[What is needed]: Each line from the one containing "Serialize everything readable" through the end of the listing below must be copied exactly; pictures are excluded.

Items from a data source
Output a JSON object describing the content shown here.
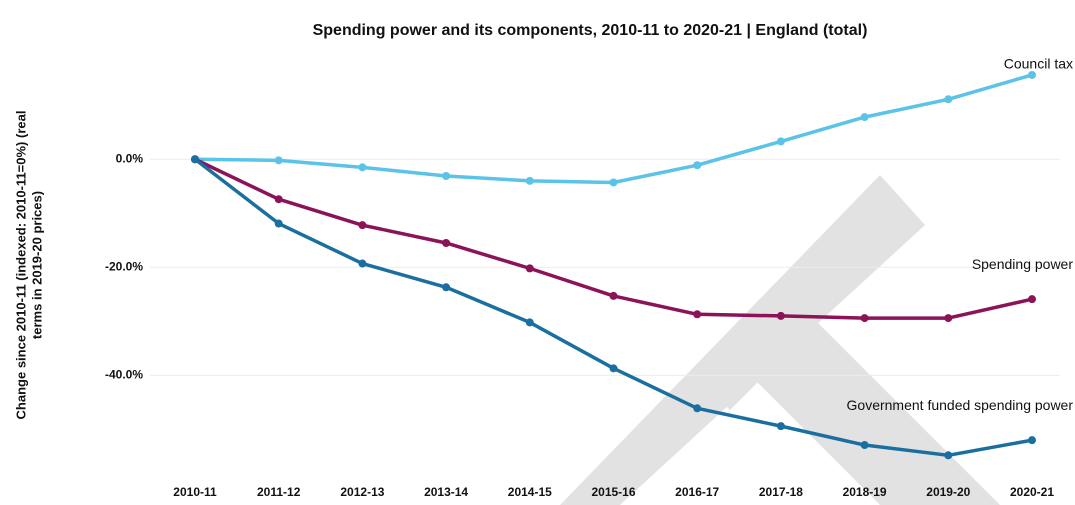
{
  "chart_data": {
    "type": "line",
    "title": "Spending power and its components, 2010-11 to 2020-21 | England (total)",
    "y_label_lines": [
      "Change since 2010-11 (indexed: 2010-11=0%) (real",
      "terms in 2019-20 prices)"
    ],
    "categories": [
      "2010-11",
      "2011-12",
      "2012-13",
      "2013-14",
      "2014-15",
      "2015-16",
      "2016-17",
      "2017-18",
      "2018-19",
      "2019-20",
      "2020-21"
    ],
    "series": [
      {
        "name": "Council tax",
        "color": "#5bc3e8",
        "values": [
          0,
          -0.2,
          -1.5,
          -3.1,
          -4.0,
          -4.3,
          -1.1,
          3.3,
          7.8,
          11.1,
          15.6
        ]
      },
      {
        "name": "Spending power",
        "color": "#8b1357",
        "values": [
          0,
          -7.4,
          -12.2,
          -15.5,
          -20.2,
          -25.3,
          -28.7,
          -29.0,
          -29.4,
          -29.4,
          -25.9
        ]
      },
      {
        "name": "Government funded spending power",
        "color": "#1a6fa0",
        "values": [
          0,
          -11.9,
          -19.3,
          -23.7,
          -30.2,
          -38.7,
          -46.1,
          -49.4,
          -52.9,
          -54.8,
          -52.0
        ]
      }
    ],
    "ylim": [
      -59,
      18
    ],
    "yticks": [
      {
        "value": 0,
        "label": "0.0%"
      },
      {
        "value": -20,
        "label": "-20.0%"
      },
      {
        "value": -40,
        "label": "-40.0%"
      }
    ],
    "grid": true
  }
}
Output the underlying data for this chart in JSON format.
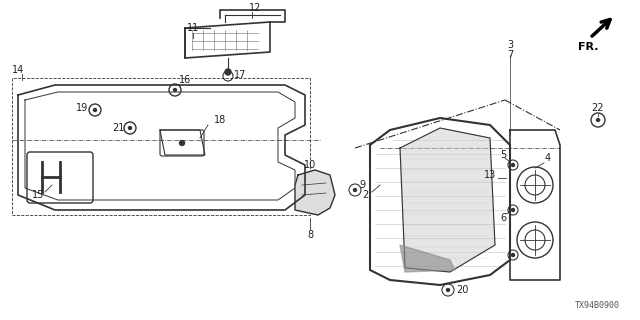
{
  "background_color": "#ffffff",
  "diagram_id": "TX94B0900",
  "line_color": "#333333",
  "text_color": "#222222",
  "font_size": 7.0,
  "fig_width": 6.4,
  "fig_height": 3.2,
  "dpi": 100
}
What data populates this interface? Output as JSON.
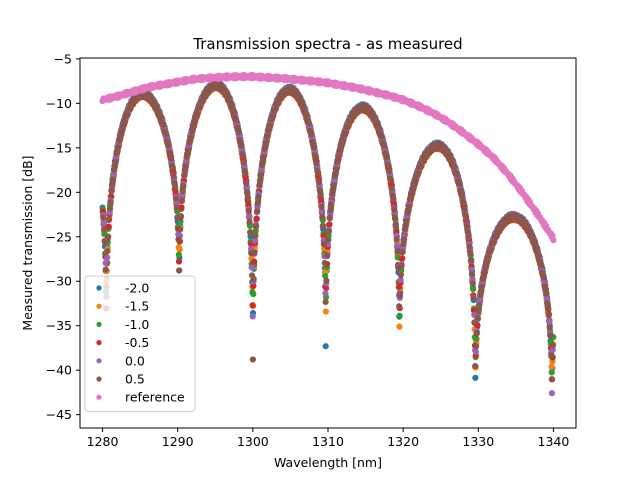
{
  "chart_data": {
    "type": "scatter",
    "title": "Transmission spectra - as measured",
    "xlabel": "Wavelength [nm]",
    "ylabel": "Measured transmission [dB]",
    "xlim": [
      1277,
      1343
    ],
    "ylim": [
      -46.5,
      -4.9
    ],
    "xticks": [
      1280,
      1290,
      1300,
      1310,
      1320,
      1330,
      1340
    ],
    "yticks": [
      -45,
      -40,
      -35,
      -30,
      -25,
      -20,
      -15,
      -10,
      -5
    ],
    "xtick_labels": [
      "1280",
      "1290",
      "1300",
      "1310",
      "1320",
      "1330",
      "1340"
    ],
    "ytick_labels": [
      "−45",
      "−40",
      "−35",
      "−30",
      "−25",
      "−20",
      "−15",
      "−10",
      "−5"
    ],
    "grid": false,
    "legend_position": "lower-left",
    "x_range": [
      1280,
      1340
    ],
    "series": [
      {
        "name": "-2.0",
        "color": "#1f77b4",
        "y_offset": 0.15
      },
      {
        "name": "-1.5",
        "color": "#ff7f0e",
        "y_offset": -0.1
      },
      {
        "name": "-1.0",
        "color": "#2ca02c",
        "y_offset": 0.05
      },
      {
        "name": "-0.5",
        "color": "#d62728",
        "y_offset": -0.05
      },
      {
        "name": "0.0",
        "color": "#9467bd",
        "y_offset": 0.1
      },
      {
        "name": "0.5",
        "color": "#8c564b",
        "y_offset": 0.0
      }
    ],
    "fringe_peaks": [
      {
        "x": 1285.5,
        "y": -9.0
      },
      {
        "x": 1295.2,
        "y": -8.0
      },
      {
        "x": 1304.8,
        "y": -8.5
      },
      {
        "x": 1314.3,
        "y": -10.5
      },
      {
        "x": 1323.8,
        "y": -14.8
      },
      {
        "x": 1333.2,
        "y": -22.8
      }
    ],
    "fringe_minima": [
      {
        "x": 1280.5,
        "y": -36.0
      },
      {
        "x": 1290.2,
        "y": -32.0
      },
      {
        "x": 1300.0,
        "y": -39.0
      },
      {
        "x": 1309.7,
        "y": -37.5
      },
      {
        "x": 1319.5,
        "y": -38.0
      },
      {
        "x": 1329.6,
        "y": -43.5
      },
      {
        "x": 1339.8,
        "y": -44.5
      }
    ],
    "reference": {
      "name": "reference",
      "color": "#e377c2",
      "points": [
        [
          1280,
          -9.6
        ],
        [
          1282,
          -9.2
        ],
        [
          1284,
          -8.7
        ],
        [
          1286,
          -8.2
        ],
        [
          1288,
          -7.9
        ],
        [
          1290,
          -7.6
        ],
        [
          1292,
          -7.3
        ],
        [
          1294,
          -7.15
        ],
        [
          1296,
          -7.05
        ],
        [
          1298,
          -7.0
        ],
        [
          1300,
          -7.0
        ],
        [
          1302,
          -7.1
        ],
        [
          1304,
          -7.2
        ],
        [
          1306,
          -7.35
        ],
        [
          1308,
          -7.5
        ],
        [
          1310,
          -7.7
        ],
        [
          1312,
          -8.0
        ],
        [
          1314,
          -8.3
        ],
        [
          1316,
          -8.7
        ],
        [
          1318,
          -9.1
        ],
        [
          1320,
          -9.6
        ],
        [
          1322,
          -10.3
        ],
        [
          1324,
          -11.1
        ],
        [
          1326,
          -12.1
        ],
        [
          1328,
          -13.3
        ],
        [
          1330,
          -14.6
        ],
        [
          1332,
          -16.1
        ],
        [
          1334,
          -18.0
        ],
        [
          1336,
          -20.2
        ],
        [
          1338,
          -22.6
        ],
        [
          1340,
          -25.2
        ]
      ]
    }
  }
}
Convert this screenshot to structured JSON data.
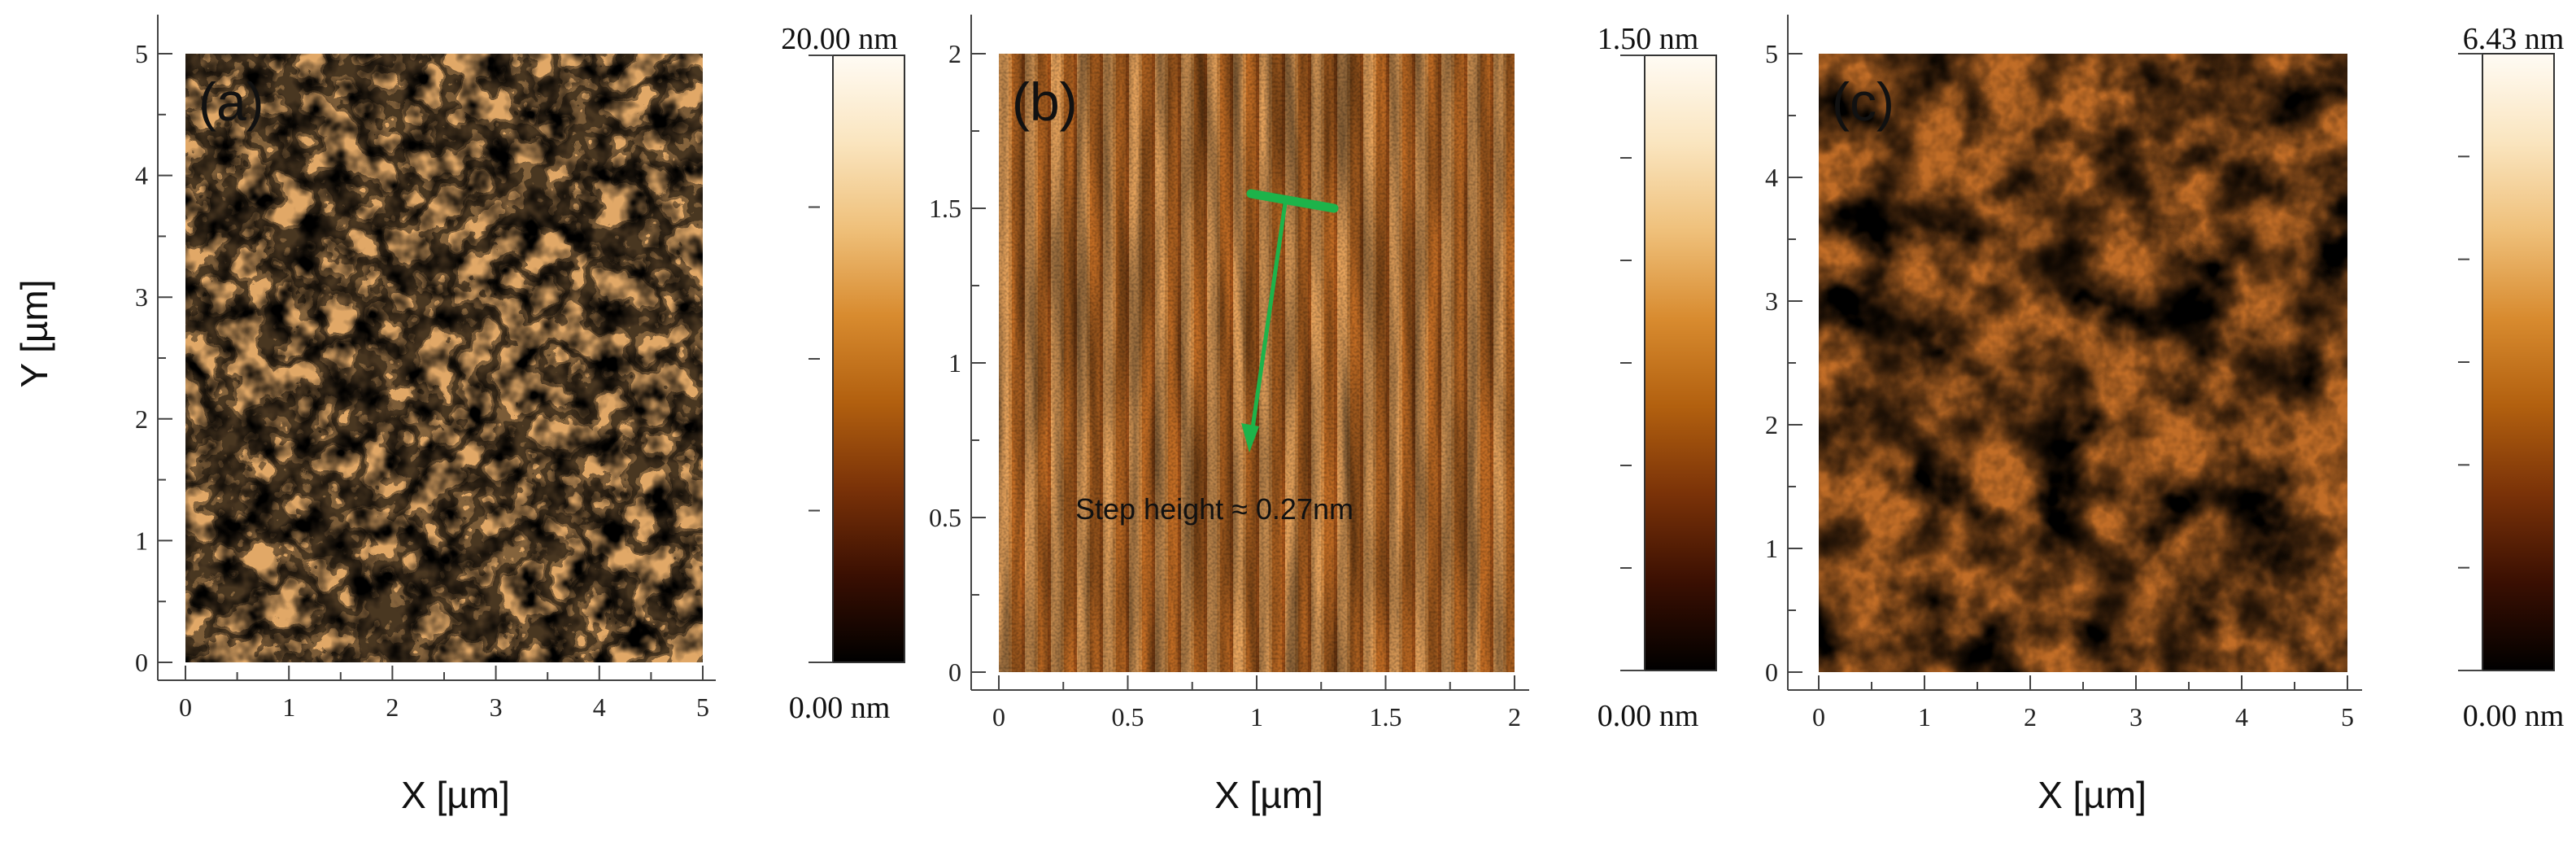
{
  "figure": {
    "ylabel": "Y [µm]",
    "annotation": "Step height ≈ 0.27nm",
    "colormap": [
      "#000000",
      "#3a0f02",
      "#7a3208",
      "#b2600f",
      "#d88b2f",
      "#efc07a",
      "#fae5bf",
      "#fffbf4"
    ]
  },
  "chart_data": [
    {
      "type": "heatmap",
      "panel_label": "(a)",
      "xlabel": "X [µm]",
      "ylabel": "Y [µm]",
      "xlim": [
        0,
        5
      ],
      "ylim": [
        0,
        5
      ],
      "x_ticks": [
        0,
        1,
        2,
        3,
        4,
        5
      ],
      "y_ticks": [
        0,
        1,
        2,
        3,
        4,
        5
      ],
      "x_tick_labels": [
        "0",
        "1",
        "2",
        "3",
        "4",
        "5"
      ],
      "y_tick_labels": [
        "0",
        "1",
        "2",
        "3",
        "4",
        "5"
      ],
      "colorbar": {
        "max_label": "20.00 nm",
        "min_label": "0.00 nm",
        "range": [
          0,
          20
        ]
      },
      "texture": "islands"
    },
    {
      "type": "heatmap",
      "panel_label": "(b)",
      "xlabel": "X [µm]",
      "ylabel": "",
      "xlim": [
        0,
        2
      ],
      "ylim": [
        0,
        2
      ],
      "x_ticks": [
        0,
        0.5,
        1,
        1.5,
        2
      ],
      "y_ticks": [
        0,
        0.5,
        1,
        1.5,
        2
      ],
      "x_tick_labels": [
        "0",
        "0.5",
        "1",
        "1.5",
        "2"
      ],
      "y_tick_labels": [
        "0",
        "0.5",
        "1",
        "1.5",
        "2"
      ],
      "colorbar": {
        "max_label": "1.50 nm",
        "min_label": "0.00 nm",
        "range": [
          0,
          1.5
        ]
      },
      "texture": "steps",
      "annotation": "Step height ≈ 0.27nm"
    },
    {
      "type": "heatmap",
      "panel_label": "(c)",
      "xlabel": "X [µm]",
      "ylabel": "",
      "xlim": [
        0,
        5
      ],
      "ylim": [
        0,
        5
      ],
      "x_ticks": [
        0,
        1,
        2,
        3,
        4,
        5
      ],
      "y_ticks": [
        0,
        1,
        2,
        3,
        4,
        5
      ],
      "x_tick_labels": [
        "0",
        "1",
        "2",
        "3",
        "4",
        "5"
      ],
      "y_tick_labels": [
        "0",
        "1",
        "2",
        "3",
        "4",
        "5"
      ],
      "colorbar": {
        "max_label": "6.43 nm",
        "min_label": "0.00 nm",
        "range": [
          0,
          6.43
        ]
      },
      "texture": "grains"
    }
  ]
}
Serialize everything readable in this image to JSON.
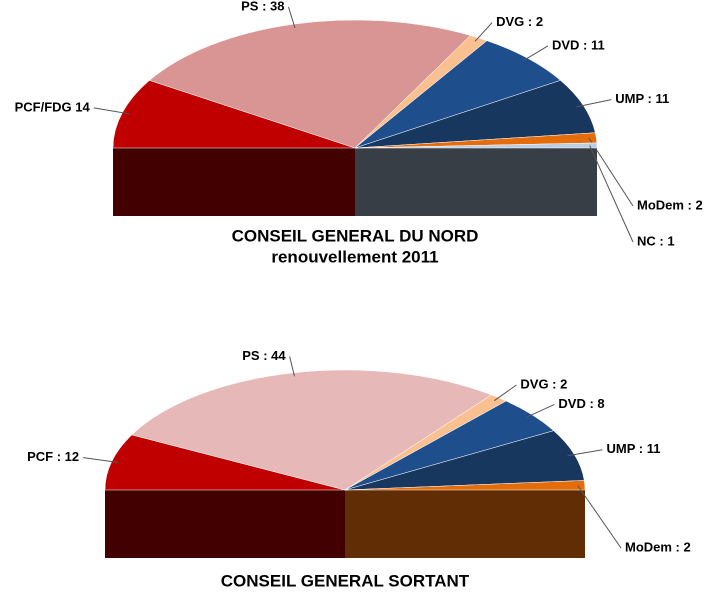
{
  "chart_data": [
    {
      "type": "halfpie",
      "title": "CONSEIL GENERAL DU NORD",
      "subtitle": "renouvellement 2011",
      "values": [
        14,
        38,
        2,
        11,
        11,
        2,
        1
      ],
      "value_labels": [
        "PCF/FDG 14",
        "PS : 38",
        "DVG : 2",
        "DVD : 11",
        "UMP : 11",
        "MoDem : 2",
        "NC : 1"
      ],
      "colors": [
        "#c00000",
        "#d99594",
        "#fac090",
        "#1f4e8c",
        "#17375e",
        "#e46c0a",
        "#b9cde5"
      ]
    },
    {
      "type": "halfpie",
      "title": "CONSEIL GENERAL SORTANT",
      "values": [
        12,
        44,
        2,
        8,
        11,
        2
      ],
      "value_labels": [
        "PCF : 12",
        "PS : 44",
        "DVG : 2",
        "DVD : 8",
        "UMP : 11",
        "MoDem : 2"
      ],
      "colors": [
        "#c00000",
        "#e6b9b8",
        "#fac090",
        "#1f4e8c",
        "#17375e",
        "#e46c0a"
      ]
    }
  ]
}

[Completed task]:
Serialize everything readable in this image to JSON.
{
  "chart_data": [
    {
      "type": "halfpie",
      "title": "CONSEIL GENERAL DU NORD",
      "subtitle": "renouvellement 2011",
      "values": [
        14,
        38,
        2,
        11,
        11,
        2,
        1
      ],
      "value_labels": [
        "PCF/FDG 14",
        "PS : 38",
        "DVG : 2",
        "DVD : 11",
        "UMP : 11",
        "MoDem : 2",
        "NC : 1"
      ],
      "colors": [
        "#c00000",
        "#d99594",
        "#fac090",
        "#1f4e8c",
        "#17375e",
        "#e46c0a",
        "#b9cde5"
      ]
    },
    {
      "type": "halfpie",
      "title": "CONSEIL GENERAL SORTANT",
      "values": [
        12,
        44,
        2,
        8,
        11,
        2
      ],
      "value_labels": [
        "PCF : 12",
        "PS : 44",
        "DVG : 2",
        "DVD : 8",
        "UMP : 11",
        "MoDem : 2"
      ],
      "colors": [
        "#c00000",
        "#e6b9b8",
        "#fac090",
        "#1f4e8c",
        "#17375e",
        "#e46c0a"
      ]
    }
  ]
}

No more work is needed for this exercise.